** Task goal **
Spot every line with the word "Ouen" and return it.

--- start Data listing ---

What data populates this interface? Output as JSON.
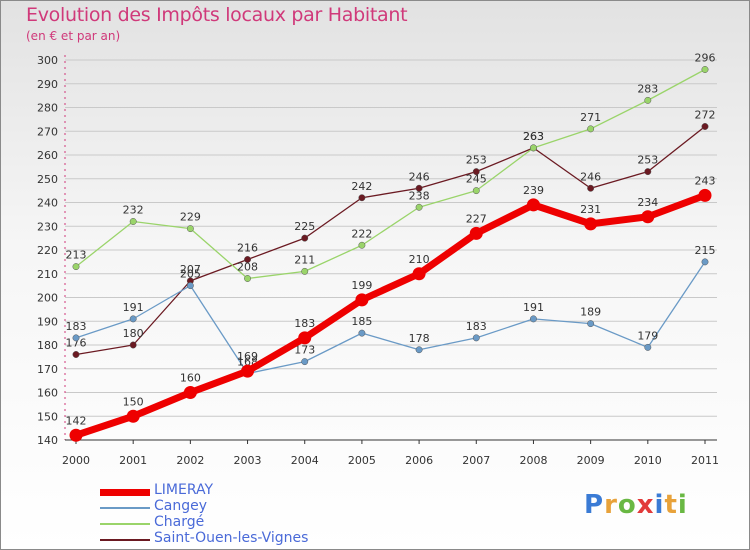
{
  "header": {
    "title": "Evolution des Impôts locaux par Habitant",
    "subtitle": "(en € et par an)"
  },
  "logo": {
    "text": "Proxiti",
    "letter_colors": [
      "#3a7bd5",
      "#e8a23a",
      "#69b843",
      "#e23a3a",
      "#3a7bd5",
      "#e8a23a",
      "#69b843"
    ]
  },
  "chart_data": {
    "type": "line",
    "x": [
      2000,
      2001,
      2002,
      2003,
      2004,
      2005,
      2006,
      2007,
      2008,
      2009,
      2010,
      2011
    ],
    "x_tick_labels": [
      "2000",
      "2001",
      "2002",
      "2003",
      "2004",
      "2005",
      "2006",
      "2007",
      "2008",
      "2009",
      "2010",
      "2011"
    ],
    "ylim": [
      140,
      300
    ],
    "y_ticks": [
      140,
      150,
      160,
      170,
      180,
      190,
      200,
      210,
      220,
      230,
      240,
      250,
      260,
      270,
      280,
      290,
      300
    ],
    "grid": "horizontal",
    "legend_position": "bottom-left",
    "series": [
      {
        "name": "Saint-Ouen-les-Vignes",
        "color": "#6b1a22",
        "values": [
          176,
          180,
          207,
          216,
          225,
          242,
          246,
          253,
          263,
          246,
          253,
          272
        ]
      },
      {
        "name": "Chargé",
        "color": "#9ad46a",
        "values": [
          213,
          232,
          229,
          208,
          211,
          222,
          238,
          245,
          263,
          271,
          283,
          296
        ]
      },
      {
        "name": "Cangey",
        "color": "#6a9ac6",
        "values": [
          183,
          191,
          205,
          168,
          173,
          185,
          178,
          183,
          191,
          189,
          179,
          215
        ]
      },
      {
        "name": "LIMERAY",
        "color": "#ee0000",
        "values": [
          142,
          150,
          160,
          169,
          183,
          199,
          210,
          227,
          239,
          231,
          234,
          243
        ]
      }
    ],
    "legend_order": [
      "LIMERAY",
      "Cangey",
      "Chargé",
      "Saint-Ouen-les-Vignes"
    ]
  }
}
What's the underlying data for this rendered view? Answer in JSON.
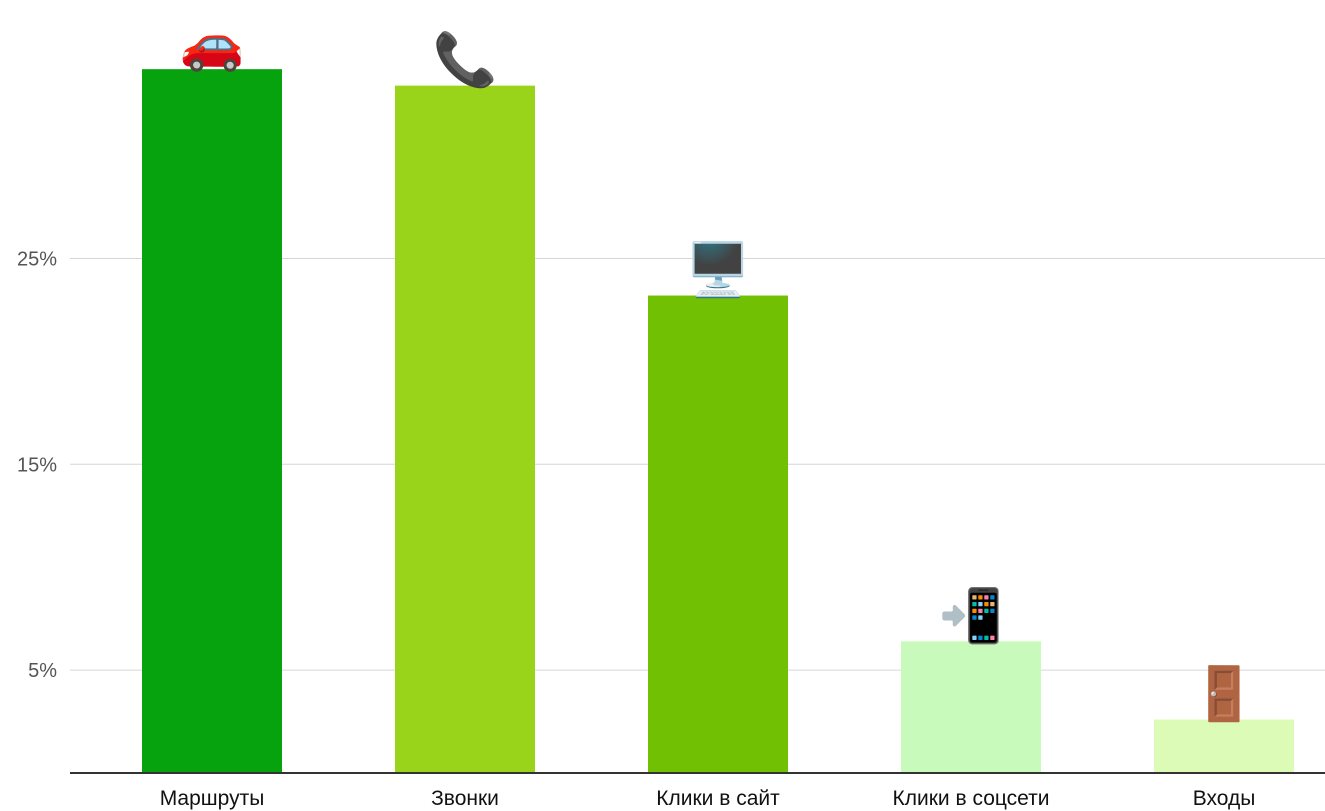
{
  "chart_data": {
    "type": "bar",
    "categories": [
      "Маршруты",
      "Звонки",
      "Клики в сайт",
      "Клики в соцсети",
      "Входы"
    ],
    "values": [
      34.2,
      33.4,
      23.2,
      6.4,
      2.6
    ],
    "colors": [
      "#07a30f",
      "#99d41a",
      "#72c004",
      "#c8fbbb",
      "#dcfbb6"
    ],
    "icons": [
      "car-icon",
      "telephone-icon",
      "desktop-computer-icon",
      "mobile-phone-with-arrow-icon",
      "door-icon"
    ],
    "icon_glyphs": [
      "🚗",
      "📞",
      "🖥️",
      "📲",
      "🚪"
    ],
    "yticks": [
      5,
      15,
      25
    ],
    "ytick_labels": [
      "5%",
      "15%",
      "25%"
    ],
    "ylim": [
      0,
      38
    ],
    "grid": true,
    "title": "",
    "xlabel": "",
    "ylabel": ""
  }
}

--- end Data listing ---
--- start Data listing ---

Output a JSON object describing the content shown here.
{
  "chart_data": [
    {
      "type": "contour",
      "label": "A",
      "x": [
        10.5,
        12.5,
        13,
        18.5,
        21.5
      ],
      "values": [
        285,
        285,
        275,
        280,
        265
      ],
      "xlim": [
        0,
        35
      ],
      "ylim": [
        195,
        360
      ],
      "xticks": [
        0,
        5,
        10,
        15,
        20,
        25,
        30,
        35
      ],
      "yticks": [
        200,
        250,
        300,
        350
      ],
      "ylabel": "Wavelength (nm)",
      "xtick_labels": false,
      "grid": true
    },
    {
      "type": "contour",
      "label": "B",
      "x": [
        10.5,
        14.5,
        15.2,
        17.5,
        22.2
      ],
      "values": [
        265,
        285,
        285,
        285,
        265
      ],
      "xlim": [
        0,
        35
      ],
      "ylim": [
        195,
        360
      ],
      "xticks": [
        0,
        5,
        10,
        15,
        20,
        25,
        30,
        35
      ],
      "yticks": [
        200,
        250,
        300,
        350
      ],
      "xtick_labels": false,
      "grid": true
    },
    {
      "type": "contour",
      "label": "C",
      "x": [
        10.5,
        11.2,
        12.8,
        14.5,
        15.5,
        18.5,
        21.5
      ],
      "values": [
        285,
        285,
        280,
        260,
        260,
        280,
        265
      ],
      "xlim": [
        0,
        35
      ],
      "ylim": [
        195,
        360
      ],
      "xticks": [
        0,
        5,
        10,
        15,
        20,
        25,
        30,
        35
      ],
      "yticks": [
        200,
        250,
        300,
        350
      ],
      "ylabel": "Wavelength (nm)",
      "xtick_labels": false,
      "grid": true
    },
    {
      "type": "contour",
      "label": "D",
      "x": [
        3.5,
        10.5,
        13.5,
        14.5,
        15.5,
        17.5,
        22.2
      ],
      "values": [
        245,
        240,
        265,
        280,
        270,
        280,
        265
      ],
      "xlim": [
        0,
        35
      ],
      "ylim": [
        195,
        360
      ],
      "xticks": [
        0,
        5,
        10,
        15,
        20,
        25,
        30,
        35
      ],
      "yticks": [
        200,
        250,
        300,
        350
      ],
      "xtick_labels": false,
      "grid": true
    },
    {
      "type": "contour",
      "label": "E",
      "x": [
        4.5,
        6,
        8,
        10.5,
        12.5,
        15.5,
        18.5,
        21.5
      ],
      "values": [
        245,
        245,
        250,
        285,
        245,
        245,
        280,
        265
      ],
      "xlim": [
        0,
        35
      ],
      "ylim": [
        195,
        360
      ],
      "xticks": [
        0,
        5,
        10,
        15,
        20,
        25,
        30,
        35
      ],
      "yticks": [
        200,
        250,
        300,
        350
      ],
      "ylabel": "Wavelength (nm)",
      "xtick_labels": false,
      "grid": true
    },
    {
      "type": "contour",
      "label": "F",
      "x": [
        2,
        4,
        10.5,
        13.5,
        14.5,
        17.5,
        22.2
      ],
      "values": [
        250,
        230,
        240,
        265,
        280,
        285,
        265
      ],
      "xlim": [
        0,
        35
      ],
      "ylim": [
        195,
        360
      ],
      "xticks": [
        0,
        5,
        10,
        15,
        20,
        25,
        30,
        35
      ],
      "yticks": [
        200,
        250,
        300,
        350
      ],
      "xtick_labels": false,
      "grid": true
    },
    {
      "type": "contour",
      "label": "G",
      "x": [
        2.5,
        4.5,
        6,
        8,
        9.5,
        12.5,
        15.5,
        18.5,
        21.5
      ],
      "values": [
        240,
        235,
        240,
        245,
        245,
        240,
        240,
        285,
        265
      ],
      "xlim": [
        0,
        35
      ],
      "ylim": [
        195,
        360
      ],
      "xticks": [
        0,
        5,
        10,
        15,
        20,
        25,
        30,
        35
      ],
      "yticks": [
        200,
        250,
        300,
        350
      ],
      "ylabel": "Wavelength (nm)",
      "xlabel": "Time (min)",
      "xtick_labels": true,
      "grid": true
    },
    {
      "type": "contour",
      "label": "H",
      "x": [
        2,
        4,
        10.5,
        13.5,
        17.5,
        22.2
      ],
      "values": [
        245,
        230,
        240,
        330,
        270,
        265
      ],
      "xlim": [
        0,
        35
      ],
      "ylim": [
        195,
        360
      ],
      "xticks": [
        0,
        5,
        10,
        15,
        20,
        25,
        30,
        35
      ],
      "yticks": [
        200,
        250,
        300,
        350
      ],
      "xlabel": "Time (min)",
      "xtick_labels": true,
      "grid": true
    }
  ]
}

--- end Data listing ---

** Result **
        "name": "Saint-Ouen-les-Vignes",
      "Saint-Ouen-les-Vignes"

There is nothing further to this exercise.